● **OBJETIVO DEL EJERCICIO**: Devuelva íntegro y sin ninguna modificación el texto sobre el Rabo de Toro de La Clave.

El Rabo de Toro es el plato por excelencia de las Fiestas de San Isidro y el mes más castizo de Madrid. Hasta el viernes 31 de mayo, La Clave lo sirve estofado según la receta original cordobesa, como principal de su Menú ‘Mes del Rabo de Toro’.

El Rabo de Toro de La Clave entra por la puerta grande al ruedo de la hostelería madrileña. “Este premio es un homenaje a una receta tradicional y reivindica la cocina de casquería en la restauración”, apuntaba al recibir el diploma Ainhoa Gutiérrez, directora de La Clave.

En el Menú que han preparado en este "must" restaurante madrileño, el Rabo de Toro se marida con el vino roble Pagos de Quintana (Ribera del Duero), idóneo también para cocinar este plato en su sofrito de verduras, que por un precio muy competitivo lo tenemos acompañado, de primero, con un revuelto de espárragos trigueros de la Ribera Navarra del Ebro y langostinos de Sanlúcar; y de postre, con Arroz con leche a la asturiana.

La Clave representa al Barrio de Salamanca entre una selección de 17 ilustres restaurantes repartida por nueve áreas de Argüelles a Ventas, pasando por Atocha, Castellana, Centro, Chamberí, Cuatro Caminos, Prosperidad y Pueblo de Fuencarral. Durante el VII Mes del Rabo de Toro, diferentes versiones del ancestral guiso protagonizan un menú con primero y postre.

  • Una receta universal

Elaborada por el jefe de cocina Pepe Filloa, la receta del rabo de toro estofado a la cordobesa de La Clave lleva 170.000 visitas en YouTube. El Rabo de Toro no sólo es popular en la hostelería y hogares madrileños, sino también en la mesa y mantel de los países latinoamericanos. Un año más el Mes del Rabo de Toro coincide con la Feria de San Isidro de Las Ventas.

● **INFORMACIÓN DE LA FUENTE**:

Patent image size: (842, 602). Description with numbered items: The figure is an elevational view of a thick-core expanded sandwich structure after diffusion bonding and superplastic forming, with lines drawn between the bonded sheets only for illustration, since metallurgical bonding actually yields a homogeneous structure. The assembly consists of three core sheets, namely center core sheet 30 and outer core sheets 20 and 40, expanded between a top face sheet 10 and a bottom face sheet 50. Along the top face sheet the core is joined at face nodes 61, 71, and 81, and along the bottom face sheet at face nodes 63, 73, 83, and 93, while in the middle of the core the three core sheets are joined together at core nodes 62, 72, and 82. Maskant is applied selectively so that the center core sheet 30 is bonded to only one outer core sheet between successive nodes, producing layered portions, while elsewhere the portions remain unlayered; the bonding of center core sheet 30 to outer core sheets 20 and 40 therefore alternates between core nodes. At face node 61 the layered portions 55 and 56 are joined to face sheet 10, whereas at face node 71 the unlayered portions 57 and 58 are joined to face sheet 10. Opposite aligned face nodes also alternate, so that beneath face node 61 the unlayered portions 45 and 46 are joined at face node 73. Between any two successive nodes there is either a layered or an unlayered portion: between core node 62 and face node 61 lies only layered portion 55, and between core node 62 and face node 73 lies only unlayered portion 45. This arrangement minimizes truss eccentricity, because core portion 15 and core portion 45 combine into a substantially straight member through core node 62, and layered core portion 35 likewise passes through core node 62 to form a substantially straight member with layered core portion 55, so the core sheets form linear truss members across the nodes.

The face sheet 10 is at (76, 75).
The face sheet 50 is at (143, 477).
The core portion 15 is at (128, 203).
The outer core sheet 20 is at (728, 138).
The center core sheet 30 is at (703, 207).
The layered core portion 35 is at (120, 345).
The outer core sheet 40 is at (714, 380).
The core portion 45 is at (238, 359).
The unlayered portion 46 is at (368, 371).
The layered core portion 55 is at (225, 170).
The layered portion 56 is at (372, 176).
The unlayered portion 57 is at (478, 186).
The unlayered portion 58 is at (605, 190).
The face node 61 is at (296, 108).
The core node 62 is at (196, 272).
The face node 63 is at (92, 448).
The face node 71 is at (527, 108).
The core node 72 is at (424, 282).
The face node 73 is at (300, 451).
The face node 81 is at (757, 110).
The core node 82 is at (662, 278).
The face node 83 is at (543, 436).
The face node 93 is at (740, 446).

● **RESPUESTA ESCRITA**:
El Rabo de Toro es el plato por excelencia de las Fiestas de San Isidro y el mes más castizo de Madrid. Hasta el viernes 31 de mayo, La Clave lo sirve estofado según la receta original cordobesa, como principal de su Menú ‘Mes del Rabo de Toro’.

El Rabo de Toro de La Clave entra por la puerta grande al ruedo de la hostelería madrileña. “Este premio es un homenaje a una receta tradicional y reivindica la cocina de casquería en la restauración”, apuntaba al recibir el diploma Ainhoa Gutiérrez, directora de La Clave.

En el Menú que han preparado en este "must" restaurante madrileño, el Rabo de Toro se marida con el vino roble Pagos de Quintana (Ribera del Duero), idóneo también para cocinar este plato en su sofrito de verduras, que por un precio muy competitivo lo tenemos acompañado, de primero, con un revuelto de espárragos trigueros de la Ribera Navarra del Ebro y langostinos de Sanlúcar; y de postre, con Arroz con leche a la asturiana.

La Clave representa al Barrio de Salamanca entre una selección de 17 ilustres restaurantes repartida por nueve áreas de Argüelles a Ventas, pasando por Atocha, Castellana, Centro, Chamberí, Cuatro Caminos, Prosperidad y Pueblo de Fuencarral. Durante el VII Mes del Rabo de Toro, diferentes versiones del ancestral guiso protagonizan un menú con primero y postre.

  • Una receta universal

Elaborada por el jefe de cocina Pepe Filloa, la receta del rabo de toro estofado a la cordobesa de La Clave lleva 170.000 visitas en YouTube. El Rabo de Toro no sólo es popular en la hostelería y hogares madrileños, sino también en la mesa y mantel de los países latinoamericanos. Un año más el Mes del Rabo de Toro coincide con la Feria de San Isidro de Las Ventas.